===== Dataset records

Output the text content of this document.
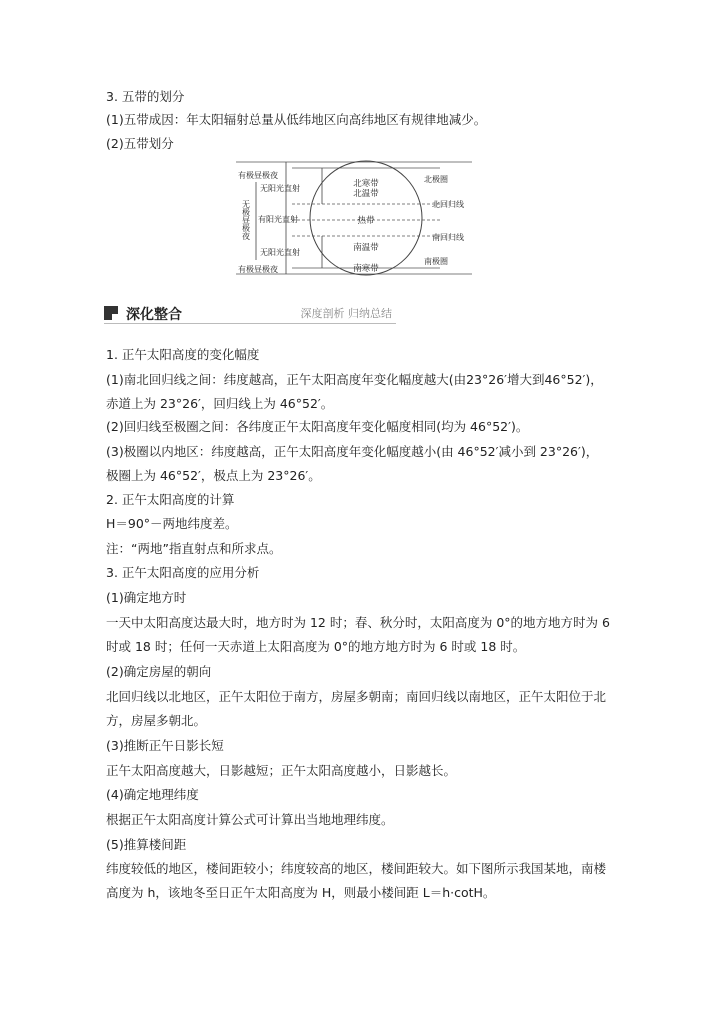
3. 五带的划分
(1)五带成因：年太阳辐射总量从低纬地区向高纬地区有规律地减少。
(2)五带划分
北寒带
北温带
热带
南温带
南寒带
北极圈
北回归线
南回归线
南极圈
有极昼极夜
无阳光直射
有阳光直射
无阳光直射
有极昼极夜
无极昼极夜
深化整合	深度剖析 归纳总结
1. 正午太阳高度的变化幅度
(1)南北回归线之间：纬度越高，正午太阳高度年变化幅度越大(由23°26′增大到46°52′)，
赤道上为 23°26′，回归线上为 46°52′。
(2)回归线至极圈之间：各纬度正午太阳高度年变化幅度相同(均为 46°52′)。
(3)极圈以内地区：纬度越高，正午太阳高度年变化幅度越小(由 46°52′减小到 23°26′)，
极圈上为 46°52′，极点上为 23°26′。
2. 正午太阳高度的计算
H＝90°－两地纬度差。
注：“两地”指直射点和所求点。
3. 正午太阳高度的应用分析
(1)确定地方时
一天中太阳高度达最大时，地方时为 12 时；春、秋分时，太阳高度为 0°的地方地方时为 6
时或 18 时；任何一天赤道上太阳高度为 0°的地方地方时为 6 时或 18 时。
(2)确定房屋的朝向
北回归线以北地区，正午太阳位于南方，房屋多朝南；南回归线以南地区，正午太阳位于北
方，房屋多朝北。
(3)推断正午日影长短
正午太阳高度越大，日影越短；正午太阳高度越小，日影越长。
(4)确定地理纬度
根据正午太阳高度计算公式可计算出当地地理纬度。
(5)推算楼间距
纬度较低的地区，楼间距较小；纬度较高的地区，楼间距较大。如下图所示我国某地，南楼
高度为 h，该地冬至日正午太阳高度为 H，则最小楼间距 L＝h·cotH。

==========

* Required task: Reproduce each entry precisely, dropping only the pictures.

* Problem solution:
Output the text content of this document.
3. 五带的划分
(1)五带成因：年太阳辐射总量从低纬地区向高纬地区有规律地减少。
(2)五带划分
北寒带
北温带
热带
南温带
南寒带
北极圈
北回归线
南回归线
南极圈
有极昼极夜
无阳光直射
有阳光直射
无阳光直射
有极昼极夜
无极昼极夜
深化整合	深度剖析 归纳总结
1. 正午太阳高度的变化幅度
(1)南北回归线之间：纬度越高，正午太阳高度年变化幅度越大(由23°26′增大到46°52′)，
赤道上为 23°26′，回归线上为 46°52′。
(2)回归线至极圈之间：各纬度正午太阳高度年变化幅度相同(均为 46°52′)。
(3)极圈以内地区：纬度越高，正午太阳高度年变化幅度越小(由 46°52′减小到 23°26′)，
极圈上为 46°52′，极点上为 23°26′。
2. 正午太阳高度的计算
H＝90°－两地纬度差。
注：“两地”指直射点和所求点。
3. 正午太阳高度的应用分析
(1)确定地方时
一天中太阳高度达最大时，地方时为 12 时；春、秋分时，太阳高度为 0°的地方地方时为 6
时或 18 时；任何一天赤道上太阳高度为 0°的地方地方时为 6 时或 18 时。
(2)确定房屋的朝向
北回归线以北地区，正午太阳位于南方，房屋多朝南；南回归线以南地区，正午太阳位于北
方，房屋多朝北。
(3)推断正午日影长短
正午太阳高度越大，日影越短；正午太阳高度越小，日影越长。
(4)确定地理纬度
根据正午太阳高度计算公式可计算出当地地理纬度。
(5)推算楼间距
纬度较低的地区，楼间距较小；纬度较高的地区，楼间距较大。如下图所示我国某地，南楼
高度为 h，该地冬至日正午太阳高度为 H，则最小楼间距 L＝h·cotH。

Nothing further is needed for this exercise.